Instruction: Copy every line of the data that includes the string "JSON".

━━ Records to process ━━

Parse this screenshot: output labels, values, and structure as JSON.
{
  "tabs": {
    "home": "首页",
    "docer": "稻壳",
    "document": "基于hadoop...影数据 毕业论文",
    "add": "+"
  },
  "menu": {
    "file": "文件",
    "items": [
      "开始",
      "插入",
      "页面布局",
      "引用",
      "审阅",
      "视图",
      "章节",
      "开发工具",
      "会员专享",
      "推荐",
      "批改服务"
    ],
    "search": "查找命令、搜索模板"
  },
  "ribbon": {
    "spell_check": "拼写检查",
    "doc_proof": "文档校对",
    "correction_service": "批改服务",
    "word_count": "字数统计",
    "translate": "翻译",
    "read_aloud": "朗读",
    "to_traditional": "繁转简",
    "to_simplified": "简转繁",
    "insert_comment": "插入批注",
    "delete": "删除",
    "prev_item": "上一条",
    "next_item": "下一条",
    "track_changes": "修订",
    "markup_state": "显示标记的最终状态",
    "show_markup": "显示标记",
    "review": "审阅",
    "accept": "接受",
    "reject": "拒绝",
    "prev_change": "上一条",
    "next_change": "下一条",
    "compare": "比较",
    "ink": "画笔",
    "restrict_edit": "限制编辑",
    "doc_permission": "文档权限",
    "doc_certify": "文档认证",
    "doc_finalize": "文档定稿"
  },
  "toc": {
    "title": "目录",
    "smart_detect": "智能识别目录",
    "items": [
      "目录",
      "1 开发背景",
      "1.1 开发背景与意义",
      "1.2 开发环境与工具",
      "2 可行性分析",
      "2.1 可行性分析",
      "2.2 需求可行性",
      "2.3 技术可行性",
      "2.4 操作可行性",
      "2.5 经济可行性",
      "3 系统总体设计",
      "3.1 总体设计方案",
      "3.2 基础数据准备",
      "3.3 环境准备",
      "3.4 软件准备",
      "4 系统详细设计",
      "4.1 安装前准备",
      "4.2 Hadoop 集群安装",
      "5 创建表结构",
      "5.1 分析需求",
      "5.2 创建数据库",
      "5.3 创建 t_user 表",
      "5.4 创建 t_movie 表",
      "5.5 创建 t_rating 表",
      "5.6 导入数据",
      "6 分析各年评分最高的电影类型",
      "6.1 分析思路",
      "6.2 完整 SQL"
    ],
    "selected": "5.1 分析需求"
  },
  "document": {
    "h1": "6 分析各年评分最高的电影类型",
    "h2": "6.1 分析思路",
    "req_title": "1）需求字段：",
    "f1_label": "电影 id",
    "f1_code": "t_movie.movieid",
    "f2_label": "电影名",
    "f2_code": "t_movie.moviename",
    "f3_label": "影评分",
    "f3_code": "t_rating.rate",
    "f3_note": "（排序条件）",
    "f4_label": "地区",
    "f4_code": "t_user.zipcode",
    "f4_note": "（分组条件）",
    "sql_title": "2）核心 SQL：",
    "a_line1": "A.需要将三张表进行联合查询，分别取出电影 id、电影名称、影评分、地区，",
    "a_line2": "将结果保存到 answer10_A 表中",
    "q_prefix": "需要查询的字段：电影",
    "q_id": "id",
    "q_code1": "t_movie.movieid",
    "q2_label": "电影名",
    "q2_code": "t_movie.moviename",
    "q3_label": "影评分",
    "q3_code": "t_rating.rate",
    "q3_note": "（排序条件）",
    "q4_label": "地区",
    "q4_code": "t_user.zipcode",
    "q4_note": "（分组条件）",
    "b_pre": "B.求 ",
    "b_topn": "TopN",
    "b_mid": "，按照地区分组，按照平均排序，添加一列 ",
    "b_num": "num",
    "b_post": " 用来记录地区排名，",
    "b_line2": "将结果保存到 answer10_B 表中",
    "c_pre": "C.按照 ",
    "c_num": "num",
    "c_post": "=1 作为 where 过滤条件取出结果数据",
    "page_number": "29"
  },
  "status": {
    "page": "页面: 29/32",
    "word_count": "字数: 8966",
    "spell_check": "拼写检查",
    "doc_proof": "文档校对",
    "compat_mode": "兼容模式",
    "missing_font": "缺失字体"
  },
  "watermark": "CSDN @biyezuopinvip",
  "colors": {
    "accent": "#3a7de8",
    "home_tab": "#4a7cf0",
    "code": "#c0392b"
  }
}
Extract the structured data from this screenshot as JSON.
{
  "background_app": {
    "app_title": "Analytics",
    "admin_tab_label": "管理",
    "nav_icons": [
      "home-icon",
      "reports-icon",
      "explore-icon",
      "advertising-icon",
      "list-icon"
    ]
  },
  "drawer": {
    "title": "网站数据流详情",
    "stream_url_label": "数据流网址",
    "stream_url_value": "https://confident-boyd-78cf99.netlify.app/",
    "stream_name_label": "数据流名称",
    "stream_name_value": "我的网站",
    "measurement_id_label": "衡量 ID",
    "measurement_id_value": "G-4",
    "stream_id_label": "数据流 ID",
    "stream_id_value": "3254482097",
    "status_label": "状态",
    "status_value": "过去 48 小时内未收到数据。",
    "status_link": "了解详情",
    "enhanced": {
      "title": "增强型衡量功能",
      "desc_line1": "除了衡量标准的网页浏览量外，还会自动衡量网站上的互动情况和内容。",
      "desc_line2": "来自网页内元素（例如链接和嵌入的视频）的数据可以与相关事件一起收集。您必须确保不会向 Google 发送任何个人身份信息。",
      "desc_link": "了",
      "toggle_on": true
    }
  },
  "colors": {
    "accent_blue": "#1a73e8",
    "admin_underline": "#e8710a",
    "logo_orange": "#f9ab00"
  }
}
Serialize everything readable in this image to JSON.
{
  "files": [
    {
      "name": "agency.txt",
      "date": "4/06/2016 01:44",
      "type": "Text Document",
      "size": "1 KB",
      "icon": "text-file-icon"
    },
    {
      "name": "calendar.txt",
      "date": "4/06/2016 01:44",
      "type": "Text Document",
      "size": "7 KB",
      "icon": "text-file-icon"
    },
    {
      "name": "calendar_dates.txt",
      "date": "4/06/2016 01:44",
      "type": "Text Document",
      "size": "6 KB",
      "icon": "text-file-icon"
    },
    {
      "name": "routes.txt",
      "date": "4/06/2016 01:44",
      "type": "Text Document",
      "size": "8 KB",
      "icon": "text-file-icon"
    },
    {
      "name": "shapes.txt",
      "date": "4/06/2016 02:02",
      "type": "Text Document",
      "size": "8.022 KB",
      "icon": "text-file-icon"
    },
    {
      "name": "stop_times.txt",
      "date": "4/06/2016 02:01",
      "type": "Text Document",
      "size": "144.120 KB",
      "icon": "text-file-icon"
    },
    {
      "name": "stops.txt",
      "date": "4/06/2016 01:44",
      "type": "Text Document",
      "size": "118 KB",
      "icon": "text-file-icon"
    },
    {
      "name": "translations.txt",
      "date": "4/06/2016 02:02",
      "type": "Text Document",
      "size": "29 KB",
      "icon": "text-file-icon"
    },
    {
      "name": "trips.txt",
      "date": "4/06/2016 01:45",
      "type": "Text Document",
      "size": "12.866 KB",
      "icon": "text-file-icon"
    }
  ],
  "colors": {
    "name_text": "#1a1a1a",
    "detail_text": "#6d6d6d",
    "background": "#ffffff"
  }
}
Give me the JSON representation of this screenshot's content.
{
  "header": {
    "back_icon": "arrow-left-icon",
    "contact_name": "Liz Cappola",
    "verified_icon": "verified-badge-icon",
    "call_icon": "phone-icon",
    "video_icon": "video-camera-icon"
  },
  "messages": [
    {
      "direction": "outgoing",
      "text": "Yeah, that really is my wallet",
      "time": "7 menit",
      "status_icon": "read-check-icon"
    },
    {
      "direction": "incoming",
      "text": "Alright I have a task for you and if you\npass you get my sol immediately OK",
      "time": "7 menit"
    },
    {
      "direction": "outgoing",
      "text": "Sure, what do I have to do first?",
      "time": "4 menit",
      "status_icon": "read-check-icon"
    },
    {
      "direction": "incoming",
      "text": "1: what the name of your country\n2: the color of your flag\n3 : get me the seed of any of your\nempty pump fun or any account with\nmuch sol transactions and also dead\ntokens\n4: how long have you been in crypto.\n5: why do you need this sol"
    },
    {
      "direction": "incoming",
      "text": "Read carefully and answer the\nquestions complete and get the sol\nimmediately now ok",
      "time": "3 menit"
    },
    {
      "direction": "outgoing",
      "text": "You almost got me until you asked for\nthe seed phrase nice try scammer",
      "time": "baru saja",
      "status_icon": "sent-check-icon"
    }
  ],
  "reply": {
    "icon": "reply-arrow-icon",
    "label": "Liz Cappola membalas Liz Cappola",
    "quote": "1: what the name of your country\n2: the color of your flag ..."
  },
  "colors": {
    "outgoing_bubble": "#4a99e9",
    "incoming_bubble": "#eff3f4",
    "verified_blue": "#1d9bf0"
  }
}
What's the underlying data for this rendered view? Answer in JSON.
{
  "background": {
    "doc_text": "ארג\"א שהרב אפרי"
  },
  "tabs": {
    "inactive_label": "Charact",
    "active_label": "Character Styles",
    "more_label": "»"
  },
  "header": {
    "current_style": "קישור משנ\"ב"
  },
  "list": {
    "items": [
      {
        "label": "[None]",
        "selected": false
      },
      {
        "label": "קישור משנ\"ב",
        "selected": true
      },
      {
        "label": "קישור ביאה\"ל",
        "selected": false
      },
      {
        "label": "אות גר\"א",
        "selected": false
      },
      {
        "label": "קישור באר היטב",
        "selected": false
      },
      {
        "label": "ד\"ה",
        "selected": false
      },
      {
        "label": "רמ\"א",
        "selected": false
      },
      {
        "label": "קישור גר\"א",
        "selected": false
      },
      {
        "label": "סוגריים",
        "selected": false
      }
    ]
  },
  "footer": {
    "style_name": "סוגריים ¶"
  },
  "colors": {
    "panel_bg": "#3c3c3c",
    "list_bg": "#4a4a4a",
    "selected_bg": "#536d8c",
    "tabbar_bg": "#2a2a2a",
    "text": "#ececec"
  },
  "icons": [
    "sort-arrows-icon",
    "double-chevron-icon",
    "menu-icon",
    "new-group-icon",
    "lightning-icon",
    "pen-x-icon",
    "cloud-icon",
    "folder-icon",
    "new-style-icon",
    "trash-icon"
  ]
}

━━━

Correct output:
Parse this screenshot: output labels, values, and structure as JSON.
Extract the structured data from this screenshot as JSON.
Serialize everything readable in this image to JSON.
Give me the JSON representation of this screenshot's content.
What's the underlying data for this rendered view? Answer in JSON.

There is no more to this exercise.